(THE TASK) Filter the entries below, keeping every line that has the word "adobe".

(RECORDS SUPPLIED)
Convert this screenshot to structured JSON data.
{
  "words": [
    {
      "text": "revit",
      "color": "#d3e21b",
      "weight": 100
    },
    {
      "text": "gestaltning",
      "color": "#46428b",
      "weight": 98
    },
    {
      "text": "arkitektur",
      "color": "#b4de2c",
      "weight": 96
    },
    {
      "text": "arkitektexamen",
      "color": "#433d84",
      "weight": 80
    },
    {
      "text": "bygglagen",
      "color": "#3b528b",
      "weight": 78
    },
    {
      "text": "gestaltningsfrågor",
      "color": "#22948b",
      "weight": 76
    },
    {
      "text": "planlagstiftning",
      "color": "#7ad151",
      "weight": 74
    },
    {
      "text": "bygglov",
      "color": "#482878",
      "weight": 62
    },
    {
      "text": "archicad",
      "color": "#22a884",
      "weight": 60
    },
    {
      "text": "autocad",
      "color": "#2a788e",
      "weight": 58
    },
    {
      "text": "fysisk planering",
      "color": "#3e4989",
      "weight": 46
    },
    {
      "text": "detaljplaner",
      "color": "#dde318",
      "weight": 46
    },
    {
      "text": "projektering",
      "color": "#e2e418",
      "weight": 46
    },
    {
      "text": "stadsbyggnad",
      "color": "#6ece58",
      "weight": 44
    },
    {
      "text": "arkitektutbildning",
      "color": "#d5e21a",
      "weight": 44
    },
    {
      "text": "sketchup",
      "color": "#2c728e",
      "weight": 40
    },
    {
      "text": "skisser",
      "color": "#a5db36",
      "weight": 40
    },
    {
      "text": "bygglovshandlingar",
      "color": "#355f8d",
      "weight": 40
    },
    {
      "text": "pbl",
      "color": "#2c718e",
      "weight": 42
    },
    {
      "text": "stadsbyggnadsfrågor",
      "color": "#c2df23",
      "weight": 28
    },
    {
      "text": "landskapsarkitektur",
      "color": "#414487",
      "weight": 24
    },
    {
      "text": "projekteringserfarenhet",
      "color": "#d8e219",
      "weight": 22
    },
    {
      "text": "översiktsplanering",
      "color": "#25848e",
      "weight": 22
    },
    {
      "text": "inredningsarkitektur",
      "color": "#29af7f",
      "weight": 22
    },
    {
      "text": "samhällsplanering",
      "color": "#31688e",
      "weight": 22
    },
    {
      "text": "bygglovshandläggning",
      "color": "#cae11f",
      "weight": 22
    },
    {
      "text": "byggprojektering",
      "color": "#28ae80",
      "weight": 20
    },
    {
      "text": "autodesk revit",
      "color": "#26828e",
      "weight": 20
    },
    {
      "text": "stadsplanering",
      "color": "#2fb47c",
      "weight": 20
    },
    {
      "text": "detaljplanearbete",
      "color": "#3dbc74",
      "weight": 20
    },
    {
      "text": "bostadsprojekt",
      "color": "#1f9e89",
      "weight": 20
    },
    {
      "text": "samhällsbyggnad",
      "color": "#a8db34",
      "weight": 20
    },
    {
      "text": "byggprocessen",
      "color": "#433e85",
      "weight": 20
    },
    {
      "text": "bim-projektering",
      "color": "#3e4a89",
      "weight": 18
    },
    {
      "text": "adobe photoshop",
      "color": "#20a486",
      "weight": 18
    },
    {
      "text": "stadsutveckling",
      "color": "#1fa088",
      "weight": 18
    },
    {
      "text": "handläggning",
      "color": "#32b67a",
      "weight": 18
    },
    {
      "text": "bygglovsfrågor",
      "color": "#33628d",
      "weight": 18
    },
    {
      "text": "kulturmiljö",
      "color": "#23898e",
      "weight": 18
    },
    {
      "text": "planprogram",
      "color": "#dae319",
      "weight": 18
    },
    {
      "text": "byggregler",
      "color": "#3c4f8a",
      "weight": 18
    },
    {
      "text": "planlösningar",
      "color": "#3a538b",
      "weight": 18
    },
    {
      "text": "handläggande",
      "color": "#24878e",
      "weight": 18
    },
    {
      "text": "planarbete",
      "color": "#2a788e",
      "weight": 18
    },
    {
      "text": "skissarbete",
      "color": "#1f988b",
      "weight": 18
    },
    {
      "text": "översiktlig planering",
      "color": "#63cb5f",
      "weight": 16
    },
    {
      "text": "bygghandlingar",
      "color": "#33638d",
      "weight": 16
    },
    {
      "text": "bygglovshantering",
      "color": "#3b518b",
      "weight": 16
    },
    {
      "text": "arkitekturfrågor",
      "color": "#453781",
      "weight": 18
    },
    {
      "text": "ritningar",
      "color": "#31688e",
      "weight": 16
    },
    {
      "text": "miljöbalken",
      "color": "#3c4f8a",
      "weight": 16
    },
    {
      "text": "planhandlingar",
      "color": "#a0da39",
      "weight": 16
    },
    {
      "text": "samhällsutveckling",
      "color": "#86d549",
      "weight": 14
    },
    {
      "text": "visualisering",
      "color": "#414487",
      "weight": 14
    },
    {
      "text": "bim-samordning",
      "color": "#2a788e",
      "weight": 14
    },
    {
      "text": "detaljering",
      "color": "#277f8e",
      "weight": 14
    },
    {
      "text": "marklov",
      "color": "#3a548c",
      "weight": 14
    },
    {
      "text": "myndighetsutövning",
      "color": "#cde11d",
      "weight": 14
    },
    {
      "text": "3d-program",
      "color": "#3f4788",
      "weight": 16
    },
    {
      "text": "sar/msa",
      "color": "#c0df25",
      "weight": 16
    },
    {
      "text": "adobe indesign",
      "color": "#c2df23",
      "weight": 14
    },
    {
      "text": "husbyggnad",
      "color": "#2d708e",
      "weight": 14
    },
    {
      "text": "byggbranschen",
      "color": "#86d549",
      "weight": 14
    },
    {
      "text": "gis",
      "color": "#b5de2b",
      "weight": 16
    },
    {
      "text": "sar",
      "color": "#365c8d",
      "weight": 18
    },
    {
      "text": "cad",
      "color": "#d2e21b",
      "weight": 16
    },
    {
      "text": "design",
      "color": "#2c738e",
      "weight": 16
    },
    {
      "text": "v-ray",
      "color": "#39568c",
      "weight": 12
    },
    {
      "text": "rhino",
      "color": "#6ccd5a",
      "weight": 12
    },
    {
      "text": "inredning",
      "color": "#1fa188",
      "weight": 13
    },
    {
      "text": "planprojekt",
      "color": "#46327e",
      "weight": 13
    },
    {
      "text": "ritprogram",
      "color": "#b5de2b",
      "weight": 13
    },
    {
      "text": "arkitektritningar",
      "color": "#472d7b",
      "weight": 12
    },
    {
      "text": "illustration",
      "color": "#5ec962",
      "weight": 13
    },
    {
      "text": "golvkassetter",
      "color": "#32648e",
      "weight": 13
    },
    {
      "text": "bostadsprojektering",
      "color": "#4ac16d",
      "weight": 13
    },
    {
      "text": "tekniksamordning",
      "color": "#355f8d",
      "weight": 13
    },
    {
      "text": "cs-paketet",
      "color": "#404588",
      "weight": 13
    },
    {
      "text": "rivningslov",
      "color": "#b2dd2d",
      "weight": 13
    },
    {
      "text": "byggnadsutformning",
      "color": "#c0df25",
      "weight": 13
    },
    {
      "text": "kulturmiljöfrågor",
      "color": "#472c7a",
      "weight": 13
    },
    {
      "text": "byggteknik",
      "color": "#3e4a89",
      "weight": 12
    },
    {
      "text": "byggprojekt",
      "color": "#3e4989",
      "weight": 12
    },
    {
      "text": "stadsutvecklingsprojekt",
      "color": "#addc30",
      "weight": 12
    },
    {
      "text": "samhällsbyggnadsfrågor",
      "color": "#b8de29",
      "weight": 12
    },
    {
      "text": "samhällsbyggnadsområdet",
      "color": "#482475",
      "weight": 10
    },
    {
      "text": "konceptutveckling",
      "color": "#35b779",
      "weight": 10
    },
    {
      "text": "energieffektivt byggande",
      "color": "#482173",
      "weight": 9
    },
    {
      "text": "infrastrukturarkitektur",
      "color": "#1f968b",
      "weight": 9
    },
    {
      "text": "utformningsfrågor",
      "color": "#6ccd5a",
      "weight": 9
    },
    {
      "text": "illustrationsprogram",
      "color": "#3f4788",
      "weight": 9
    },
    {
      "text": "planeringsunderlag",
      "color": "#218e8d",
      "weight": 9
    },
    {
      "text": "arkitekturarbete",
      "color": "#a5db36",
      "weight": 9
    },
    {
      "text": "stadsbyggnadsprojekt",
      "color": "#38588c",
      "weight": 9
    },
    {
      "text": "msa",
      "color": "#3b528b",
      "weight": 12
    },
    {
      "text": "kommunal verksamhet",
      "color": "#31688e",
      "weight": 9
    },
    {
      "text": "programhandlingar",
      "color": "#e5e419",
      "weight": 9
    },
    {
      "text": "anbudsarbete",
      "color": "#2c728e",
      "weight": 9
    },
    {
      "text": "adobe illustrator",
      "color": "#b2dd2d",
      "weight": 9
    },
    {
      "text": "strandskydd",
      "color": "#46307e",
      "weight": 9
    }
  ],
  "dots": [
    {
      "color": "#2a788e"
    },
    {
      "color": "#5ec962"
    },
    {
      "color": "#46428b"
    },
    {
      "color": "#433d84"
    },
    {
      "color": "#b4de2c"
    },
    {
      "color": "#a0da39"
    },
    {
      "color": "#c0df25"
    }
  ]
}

(ANSWER IN FULL)
      "text": "adobe photoshop",
      "text": "adobe indesign",
      "text": "adobe illustrator",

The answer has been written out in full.